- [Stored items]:
-- START --
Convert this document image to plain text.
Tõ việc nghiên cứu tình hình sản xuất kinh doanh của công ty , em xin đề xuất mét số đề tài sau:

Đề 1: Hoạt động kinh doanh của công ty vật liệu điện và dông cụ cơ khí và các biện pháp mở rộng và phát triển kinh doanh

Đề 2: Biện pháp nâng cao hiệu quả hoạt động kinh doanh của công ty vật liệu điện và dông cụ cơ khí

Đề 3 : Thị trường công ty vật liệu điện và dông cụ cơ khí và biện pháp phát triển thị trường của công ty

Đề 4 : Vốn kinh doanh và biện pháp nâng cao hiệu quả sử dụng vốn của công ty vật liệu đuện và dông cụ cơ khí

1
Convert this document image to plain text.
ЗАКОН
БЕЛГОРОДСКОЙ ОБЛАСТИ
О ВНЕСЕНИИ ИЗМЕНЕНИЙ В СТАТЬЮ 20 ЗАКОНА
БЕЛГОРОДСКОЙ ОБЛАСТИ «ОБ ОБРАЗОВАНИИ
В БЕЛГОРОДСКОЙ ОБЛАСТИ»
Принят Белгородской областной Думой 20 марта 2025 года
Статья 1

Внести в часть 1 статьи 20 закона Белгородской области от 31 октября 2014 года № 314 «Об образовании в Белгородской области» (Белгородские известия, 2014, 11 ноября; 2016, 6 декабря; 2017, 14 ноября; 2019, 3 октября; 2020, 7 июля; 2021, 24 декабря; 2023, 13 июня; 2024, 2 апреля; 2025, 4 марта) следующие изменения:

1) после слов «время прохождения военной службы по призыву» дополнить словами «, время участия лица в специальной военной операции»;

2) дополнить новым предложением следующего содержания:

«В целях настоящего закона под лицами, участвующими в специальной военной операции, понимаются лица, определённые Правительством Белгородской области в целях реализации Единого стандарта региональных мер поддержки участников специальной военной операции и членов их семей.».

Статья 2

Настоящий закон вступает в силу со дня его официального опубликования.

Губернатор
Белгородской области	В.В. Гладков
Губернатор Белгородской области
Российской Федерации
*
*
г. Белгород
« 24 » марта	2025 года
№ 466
-- END --
- [Exercise task]: Repeat the data exactly. Leave nothing out.

- [The completed task]:
Convert this document image to plain text.
Tõ việc nghiên cứu tình hình sản xuất kinh doanh của công ty , em xin đề xuất mét số đề tài sau:

Đề 1: Hoạt động kinh doanh của công ty vật liệu điện và dông cụ cơ khí và các biện pháp mở rộng và phát triển kinh doanh

Đề 2: Biện pháp nâng cao hiệu quả hoạt động kinh doanh của công ty vật liệu điện và dông cụ cơ khí

Đề 3 : Thị trường công ty vật liệu điện và dông cụ cơ khí và biện pháp phát triển thị trường của công ty

Đề 4 : Vốn kinh doanh và biện pháp nâng cao hiệu quả sử dụng vốn của công ty vật liệu đuện và dông cụ cơ khí

1
Convert this document image to plain text.
ЗАКОН
БЕЛГОРОДСКОЙ ОБЛАСТИ
О ВНЕСЕНИИ ИЗМЕНЕНИЙ В СТАТЬЮ 20 ЗАКОНА
БЕЛГОРОДСКОЙ ОБЛАСТИ «ОБ ОБРАЗОВАНИИ
В БЕЛГОРОДСКОЙ ОБЛАСТИ»
Принят Белгородской областной Думой 20 марта 2025 года
Статья 1

Внести в часть 1 статьи 20 закона Белгородской области от 31 октября 2014 года № 314 «Об образовании в Белгородской области» (Белгородские известия, 2014, 11 ноября; 2016, 6 декабря; 2017, 14 ноября; 2019, 3 октября; 2020, 7 июля; 2021, 24 декабря; 2023, 13 июня; 2024, 2 апреля; 2025, 4 марта) следующие изменения:

1) после слов «время прохождения военной службы по призыву» дополнить словами «, время участия лица в специальной военной операции»;

2) дополнить новым предложением следующего содержания:

«В целях настоящего закона под лицами, участвующими в специальной военной операции, понимаются лица, определённые Правительством Белгородской области в целях реализации Единого стандарта региональных мер поддержки участников специальной военной операции и членов их семей.».

Статья 2

Настоящий закон вступает в силу со дня его официального опубликования.

Губернатор
Белгородской области	В.В. Гладков
Губернатор Белгородской области
Российской Федерации
*
*
г. Белгород
« 24 » марта	2025 года
№ 466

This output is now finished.